**EXTRAIT DU DOCUMENT**.

===

L. B. : Quand on regarde attentivement le « nuage de mots » constitué des réponses à cette question, on est d’abord frappé·e par une certaine justesse. Les manifestations et les barricades sont bien sûr présentes, mais aussi les grèves : c’est important et rassurant quant à la mémoire de l’événement. Pendant des années, et surtout à compter de la décennie 1980, un certain discours sur les événements a négligé absolument la grève générale alors que près de dix millions de personnes en France ont tout simplement décidé de s’arrêter, à un moment, de travailler, pour réfléchir à leur vie, à leur travail, à leur ville et leur quartier, à la manière dont ces vies pourraient changer, s’émanciper des carcans qui pesaient alors sur la société. « Ouvriers » est un mot largement supplanté par le mot « étudiants », mais il est tout de même présent ce qui est réconfortant quand, là aussi pendant des années, le monde ouvrier semblait avoir disparu des radars de la mémoire. « Révolte » et « révolution » apparaissent aussi en bonne place, ce qui semble adéquat à l’événement : ses participantes et participants avaient vraiment l’espoir de changements profonds, entre réformes et révolution. On travaillait beaucoup à cette époque, en moyenne 46 voire 48 à 50 heures par semaine et on ne voulait plus perdre sa vie à la gagner. On rejetait une sorte de mécanique de l’existence et les salariés qui, dès 1967, avaient fait grève dans les usines Rhodia aspiraient à être « des hommes, pas des robots ». Des chrétiens, catholiques notamment, et parmi eux des prêtres ont participé à l’événement et soutenu les grévistes en rejetant le critère de l’argent-roi dans une société de plus en plus tournée vers la productivité à outrance, le consumérisme et la publicité. Certaines et certains avaient, au-delà, l’espoir d’en finir avec une société du capitalisme et du marché : il est donc logique que « révolution » figure en bonne place dans ce « nuage ».

===

[Un bloc de données]
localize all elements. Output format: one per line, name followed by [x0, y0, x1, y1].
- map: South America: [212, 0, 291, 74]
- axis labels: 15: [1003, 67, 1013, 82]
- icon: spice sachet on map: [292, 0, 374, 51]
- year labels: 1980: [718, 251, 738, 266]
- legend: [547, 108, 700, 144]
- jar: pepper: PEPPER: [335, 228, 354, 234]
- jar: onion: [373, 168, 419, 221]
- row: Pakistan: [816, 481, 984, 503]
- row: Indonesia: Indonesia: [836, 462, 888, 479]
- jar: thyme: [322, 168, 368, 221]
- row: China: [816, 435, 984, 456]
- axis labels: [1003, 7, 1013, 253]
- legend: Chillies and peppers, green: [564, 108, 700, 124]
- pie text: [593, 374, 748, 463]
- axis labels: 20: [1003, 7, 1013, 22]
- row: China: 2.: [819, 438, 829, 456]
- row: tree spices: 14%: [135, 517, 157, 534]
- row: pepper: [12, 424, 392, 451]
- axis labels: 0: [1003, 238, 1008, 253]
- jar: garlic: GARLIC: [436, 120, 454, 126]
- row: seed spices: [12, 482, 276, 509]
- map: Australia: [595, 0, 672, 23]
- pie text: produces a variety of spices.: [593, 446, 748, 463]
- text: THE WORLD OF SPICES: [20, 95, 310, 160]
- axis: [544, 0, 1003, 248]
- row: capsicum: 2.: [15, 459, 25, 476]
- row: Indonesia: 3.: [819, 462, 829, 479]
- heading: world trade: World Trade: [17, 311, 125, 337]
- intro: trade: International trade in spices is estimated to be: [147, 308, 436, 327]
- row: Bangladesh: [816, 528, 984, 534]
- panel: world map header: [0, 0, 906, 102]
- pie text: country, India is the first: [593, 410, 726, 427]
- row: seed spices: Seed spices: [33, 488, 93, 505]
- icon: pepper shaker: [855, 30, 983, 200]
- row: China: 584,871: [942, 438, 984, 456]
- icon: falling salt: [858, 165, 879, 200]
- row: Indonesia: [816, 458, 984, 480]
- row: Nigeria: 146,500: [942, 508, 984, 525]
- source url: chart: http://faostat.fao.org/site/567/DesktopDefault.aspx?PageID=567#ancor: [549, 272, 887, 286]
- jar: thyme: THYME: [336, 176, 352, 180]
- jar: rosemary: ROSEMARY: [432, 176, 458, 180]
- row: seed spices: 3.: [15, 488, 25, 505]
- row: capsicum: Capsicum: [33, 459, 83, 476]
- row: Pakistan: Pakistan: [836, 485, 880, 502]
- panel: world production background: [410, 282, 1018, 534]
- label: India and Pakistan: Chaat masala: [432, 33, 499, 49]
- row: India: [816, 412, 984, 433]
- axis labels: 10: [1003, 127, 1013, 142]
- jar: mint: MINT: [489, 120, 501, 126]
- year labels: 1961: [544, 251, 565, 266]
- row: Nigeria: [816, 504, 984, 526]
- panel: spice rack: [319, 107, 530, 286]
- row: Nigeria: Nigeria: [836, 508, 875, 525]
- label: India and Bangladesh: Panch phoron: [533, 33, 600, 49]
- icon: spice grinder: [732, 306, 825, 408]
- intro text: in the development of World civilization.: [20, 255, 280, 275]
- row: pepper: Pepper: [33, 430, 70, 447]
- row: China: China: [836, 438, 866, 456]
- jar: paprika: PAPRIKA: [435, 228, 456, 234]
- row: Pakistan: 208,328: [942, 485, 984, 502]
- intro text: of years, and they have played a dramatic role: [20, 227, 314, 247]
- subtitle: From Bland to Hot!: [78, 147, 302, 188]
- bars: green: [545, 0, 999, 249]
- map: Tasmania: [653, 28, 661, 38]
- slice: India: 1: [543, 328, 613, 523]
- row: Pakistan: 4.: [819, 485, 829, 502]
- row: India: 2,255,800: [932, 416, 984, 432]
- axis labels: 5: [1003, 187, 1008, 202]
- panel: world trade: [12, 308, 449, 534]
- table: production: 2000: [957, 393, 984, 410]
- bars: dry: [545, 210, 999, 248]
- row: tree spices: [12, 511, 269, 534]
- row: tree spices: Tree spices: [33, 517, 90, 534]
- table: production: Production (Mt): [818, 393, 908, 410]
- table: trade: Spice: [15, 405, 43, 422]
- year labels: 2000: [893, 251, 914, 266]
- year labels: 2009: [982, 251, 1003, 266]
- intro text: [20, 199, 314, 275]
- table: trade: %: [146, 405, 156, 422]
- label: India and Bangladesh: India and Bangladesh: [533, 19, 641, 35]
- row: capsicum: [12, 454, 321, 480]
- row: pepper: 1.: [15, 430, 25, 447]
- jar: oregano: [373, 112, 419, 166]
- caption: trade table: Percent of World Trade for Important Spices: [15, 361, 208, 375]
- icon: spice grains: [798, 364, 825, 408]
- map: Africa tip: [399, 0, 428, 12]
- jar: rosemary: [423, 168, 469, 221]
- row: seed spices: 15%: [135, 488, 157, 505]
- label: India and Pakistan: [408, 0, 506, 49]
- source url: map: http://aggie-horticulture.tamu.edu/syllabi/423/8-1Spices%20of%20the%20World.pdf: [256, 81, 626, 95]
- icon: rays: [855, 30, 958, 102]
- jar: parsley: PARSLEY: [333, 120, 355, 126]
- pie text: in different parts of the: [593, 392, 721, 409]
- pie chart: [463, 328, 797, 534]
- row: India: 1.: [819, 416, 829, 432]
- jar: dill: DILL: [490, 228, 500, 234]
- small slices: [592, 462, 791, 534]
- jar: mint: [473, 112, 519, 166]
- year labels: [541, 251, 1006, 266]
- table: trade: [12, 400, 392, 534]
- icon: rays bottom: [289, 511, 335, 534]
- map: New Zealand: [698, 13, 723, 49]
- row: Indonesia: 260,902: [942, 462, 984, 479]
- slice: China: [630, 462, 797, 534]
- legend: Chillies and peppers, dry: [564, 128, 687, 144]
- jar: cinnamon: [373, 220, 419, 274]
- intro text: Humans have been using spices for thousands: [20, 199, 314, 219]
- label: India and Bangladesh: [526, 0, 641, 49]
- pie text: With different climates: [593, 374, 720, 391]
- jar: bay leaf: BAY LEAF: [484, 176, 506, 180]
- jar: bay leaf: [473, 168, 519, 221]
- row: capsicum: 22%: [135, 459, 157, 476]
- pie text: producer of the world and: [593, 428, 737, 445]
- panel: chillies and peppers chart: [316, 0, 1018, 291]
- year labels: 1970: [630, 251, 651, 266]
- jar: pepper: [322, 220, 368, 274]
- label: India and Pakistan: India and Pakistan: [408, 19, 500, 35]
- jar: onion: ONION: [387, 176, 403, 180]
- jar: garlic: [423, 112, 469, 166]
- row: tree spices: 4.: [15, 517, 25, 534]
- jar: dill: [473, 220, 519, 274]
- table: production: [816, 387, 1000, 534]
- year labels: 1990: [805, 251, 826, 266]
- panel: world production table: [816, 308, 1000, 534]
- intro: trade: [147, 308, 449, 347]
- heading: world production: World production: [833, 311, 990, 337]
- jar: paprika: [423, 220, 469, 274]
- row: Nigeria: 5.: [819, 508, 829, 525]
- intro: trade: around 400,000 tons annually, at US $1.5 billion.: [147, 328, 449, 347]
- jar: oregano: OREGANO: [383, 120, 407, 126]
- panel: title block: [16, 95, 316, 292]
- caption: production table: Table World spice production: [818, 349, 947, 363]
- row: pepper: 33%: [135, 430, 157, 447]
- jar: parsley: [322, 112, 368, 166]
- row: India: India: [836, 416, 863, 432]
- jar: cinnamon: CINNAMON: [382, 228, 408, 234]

===

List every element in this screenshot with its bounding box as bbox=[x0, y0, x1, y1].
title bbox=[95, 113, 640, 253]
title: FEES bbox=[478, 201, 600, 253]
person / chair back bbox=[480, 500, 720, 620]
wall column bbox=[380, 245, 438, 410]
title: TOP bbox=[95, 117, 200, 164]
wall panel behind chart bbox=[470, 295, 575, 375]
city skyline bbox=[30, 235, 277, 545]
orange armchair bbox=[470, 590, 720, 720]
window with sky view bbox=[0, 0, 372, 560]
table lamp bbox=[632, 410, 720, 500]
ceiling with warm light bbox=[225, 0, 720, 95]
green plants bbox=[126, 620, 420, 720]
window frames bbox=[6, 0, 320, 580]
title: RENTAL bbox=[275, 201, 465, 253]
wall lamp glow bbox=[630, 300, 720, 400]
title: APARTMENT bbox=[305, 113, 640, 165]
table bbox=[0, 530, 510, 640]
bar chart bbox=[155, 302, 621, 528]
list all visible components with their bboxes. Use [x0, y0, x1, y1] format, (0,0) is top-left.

===

**TA CONSIGNE**.
Extrais en entier le passage sur le nuage de mots, mot pour mot, sans rien y changer.

**LA RÉPONSE**.
L. B. : Quand on regarde attentivement le « nuage de mots » constitué des réponses à cette question, on est d’abord frappé·e par une certaine justesse. Les manifestations et les barricades sont bien sûr présentes, mais aussi les grèves : c’est important et rassurant quant à la mémoire de l’événement. Pendant des années, et surtout à compter de la décennie 1980, un certain discours sur les événements a négligé absolument la grève générale alors que près de dix millions de personnes en France ont tout simplement décidé de s’arrêter, à un moment, de travailler, pour réfléchir à leur vie, à leur travail, à leur ville et leur quartier, à la manière dont ces vies pourraient changer, s’émanciper des carcans qui pesaient alors sur la société. « Ouvriers » est un mot largement supplanté par le mot « étudiants », mais il est tout de même présent ce qui est réconfortant quand, là aussi pendant des années, le monde ouvrier semblait avoir disparu des radars de la mémoire. « Révolte » et « révolution » apparaissent aussi en bonne place, ce qui semble adéquat à l’événement : ses participantes et participants avaient vraiment l’espoir de changements profonds, entre réformes et révolution. On travaillait beaucoup à cette époque, en moyenne 46 voire 48 à 50 heures par semaine et on ne voulait plus perdre sa vie à la gagner. On rejetait une sorte de mécanique de l’existence et les salariés qui, dès 1967, avaient fait grève dans les usines Rhodia aspiraient à être « des hommes, pas des robots ». Des chrétiens, catholiques notamment, et parmi eux des prêtres ont participé à l’événement et soutenu les grévistes en rejetant le critère de l’argent-roi dans une société de plus en plus tournée vers la productivité à outrance, le consumérisme et la publicité. Certaines et certains avaient, au-delà, l’espoir d’en finir avec une société du capitalisme et du marché : il est donc logique que « révolution » figure en bonne place dans ce « nuage ».